Look through the listing for the word "tiistaisin". Copy each line that has it.

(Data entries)
########

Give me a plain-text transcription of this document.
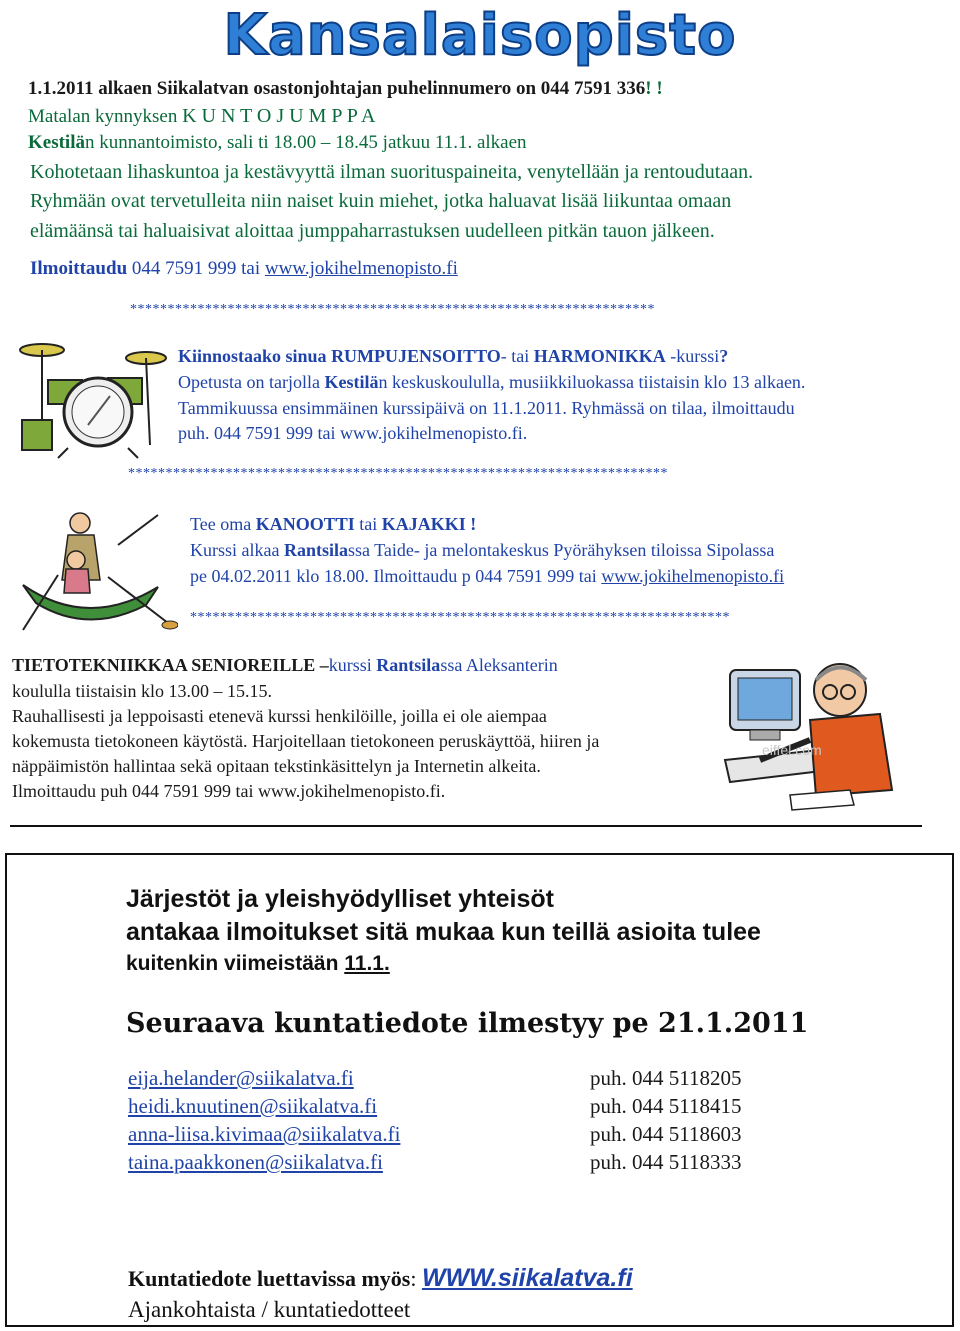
Kansalaisopisto
1.1.2011 alkaen Siikalatvan osastonjohtajan puhelinnumero on 044 7591 336! !
Matalan kynnyksen K U N T O J U M P P A
Kestilän kunnantoimisto, sali ti 18.00 – 18.45 jatkuu 11.1. alkaen
Kohotetaan lihaskuntoa ja kestävyyttä ilman suorituspaineita, venytellään ja rentoudutaan.
Ryhmään ovat tervetulleita niin naiset kuin miehet, jotka haluavat lisää liikuntaa omaan
elämäänsä tai haluaisivat aloittaa jumppaharrastuksen uudelleen pitkän tauon jälkeen.
Ilmoittaudu 044 7591 999 tai www.jokihelmenopisto.fi
**********************************************************************
Kiinnostaako sinua RUMPUJENSOITTO- tai HARMONIKKA -kurssi?
Opetusta on tarjolla Kestilän keskuskoululla, musiikkiluokassa tiistaisin klo 13 alkaen.
Tammikuussa ensimmäinen kurssipäivä on 11.1.2011. Ryhmässä on tilaa, ilmoittaudu
puh. 044 7591 999 tai www.jokihelmenopisto.fi.
************************************************************************
Tee oma KANOOTTI tai KAJAKKI !
Kurssi alkaa Rantsilassa Taide- ja melontakeskus Pyörähyksen tiloissa Sipolassa
pe 04.02.2011 klo 18.00. Ilmoittaudu p 044 7591 999 tai www.jokihelmenopisto.fi
************************************************************************
TIETOTEKNIIKKAA SENIOREILLE –kurssi Rantsilassa Aleksanterin
koululla tiistaisin klo 13.00 – 15.15.
Rauhallisesti ja leppoisasti etenevä kurssi henkilöille, joilla ei ole aiempaa
kokemusta tietokoneen käytöstä. Harjoitellaan tietokoneen peruskäyttöä, hiiren ja
näppäimistön hallintaa sekä opitaan tekstinkäsittelyn ja Internetin alkeita.
Ilmoittaudu puh 044 7591 999 tai www.jokihelmenopisto.fi.
eiffel.com
Järjestöt ja yleishyödylliset yhteisöt
antakaa ilmoitukset sitä mukaa kun teillä asioita tulee
kuitenkin viimeistään 11.1.
Seuraava kuntatiedote ilmestyy pe 21.1.2011
eija.helander@siikalatva.fi	puh. 044 5118205
heidi.knuutinen@siikalatva.fi	puh. 044 5118415
anna-liisa.kivimaa@siikalatva.fi	puh. 044 5118603
taina.paakkonen@siikalatva.fi	puh. 044 5118333
Kuntatiedote luettavissa myös: WWW.siikalatva.fi
Ajankohtaista / kuntatiedotteet
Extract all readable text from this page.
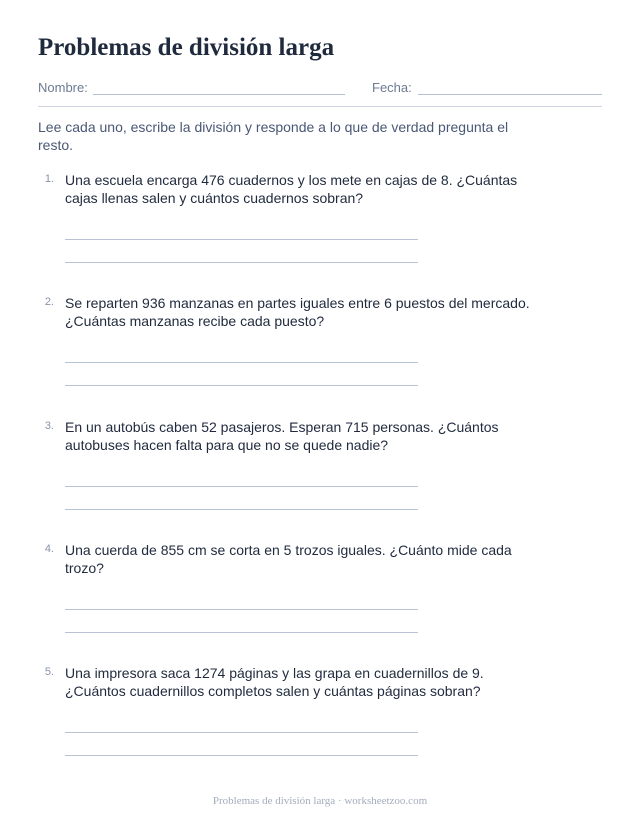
Problemas de división larga
Nombre:	Fecha:

Lee cada uno, escribe la división y responde a lo que de verdad pregunta el resto.

1. Una escuela encarga 476 cuadernos y los mete en cajas de 8. ¿Cuántas cajas llenas salen y cuántos cuadernos sobran?

2. Se reparten 936 manzanas en partes iguales entre 6 puestos del mercado. ¿Cuántas manzanas recibe cada puesto?

3. En un autobús caben 52 pasajeros. Esperan 715 personas. ¿Cuántos autobuses hacen falta para que no se quede nadie?

4. Una cuerda de 855 cm se corta en 5 trozos iguales. ¿Cuánto mide cada trozo?

5. Una impresora saca 1274 páginas y las grapa en cuadernillos de 9. ¿Cuántos cuadernillos completos salen y cuántas páginas sobran?

Problemas de división larga · worksheetzoo.com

########

**COMPLETED TASK**
Opetusta on tarjolla Kestilän keskuskoululla, musiikkiluokassa tiistaisin klo 13 alkaen.
koululla tiistaisin klo 13.00 – 15.15.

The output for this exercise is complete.